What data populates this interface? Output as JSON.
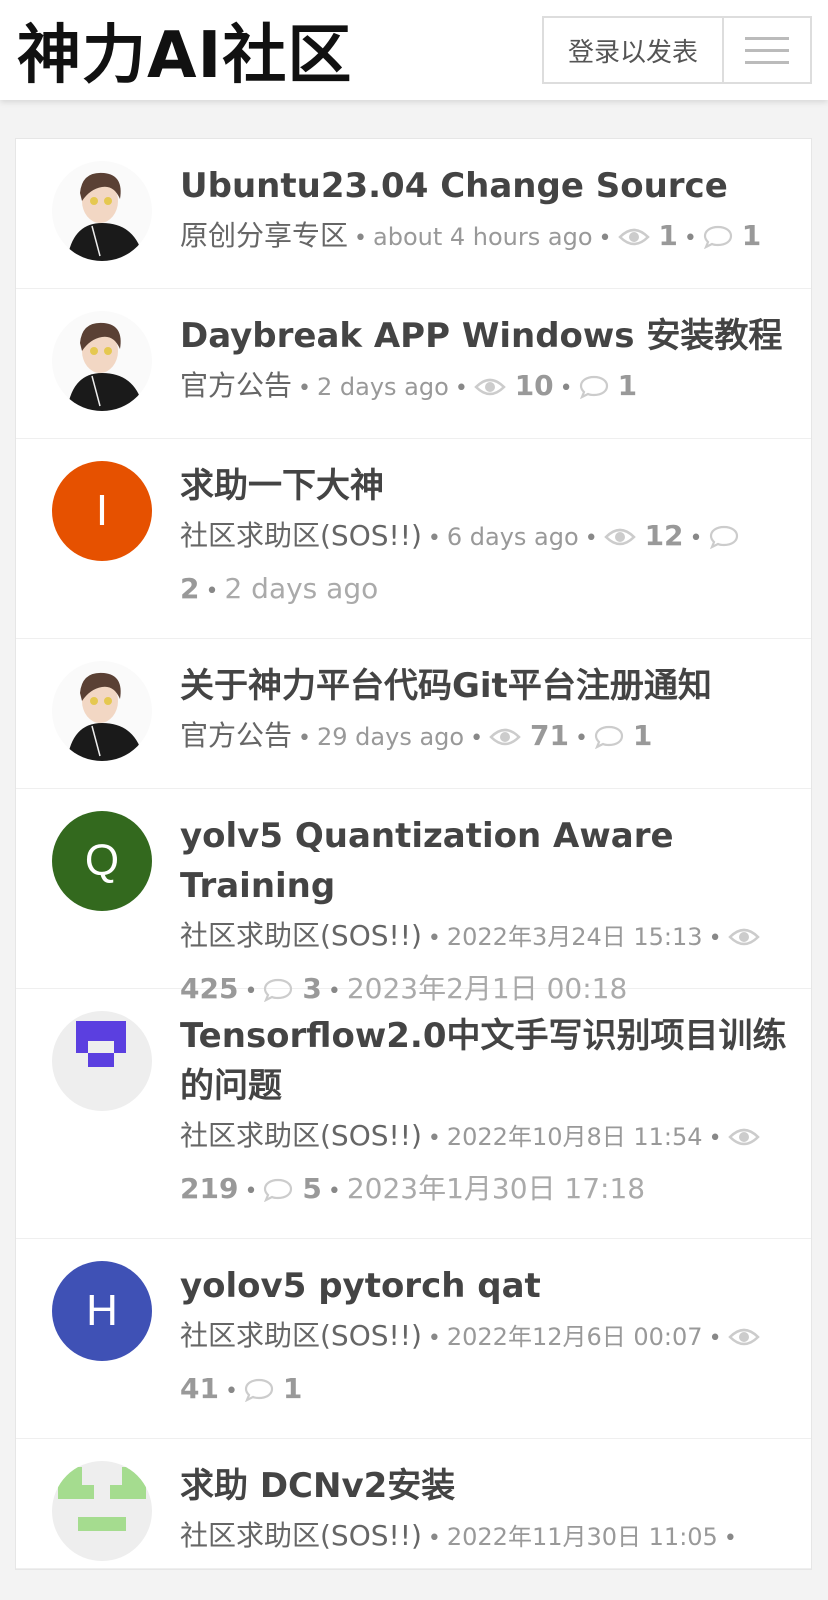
{
  "header": {
    "site_title": "神力AI社区",
    "login_label": "登录以发表"
  },
  "topics": [
    {
      "title": "Ubuntu23.04 Change Source",
      "category": "原创分享专区",
      "time": "about 4 hours ago",
      "views": "1",
      "replies": "1",
      "last": "",
      "avatar": {
        "type": "photo"
      }
    },
    {
      "title": "Daybreak APP Windows 安装教程",
      "category": "官方公告",
      "time": "2 days ago",
      "views": "10",
      "replies": "1",
      "last": "",
      "avatar": {
        "type": "photo"
      }
    },
    {
      "title": "求助一下大神",
      "category": "社区求助区(SOS!!)",
      "time": "6 days ago",
      "views": "12",
      "replies": "2",
      "last": "2 days ago",
      "avatar": {
        "type": "letter",
        "letter": "I",
        "color": "#e65100"
      }
    },
    {
      "title": "关于神力平台代码Git平台注册通知",
      "category": "官方公告",
      "time": "29 days ago",
      "views": "71",
      "replies": "1",
      "last": "",
      "avatar": {
        "type": "photo"
      }
    },
    {
      "title": "yolv5 Quantization Aware Training",
      "category": "社区求助区(SOS!!)",
      "time": "2022年3月24日 15:13",
      "views": "425",
      "replies": "3",
      "last": "2023年2月1日 00:18",
      "avatar": {
        "type": "letter",
        "letter": "Q",
        "color": "#33691e"
      }
    },
    {
      "title": "Tensorflow2.0中文手写识别项目训练的问题",
      "category": "社区求助区(SOS!!)",
      "time": "2022年10月8日 11:54",
      "views": "219",
      "replies": "5",
      "last": "2023年1月30日 17:18",
      "avatar": {
        "type": "identicon",
        "color": "#5b3fe0"
      }
    },
    {
      "title": "yolov5 pytorch qat",
      "category": "社区求助区(SOS!!)",
      "time": "2022年12月6日 00:07",
      "views": "41",
      "replies": "1",
      "last": "",
      "avatar": {
        "type": "letter",
        "letter": "H",
        "color": "#3f51b5"
      }
    },
    {
      "title": "求助 DCNv2安装",
      "category": "社区求助区(SOS!!)",
      "time": "2022年11月30日 11:05",
      "views": "",
      "replies": "",
      "last": "",
      "avatar": {
        "type": "identicon2",
        "color": "#a5dc8f"
      }
    }
  ]
}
————
* [Task objective]:
Say how many lines in the entries contain the string "time", and leave out everything else.

* [Answer to this task]:
8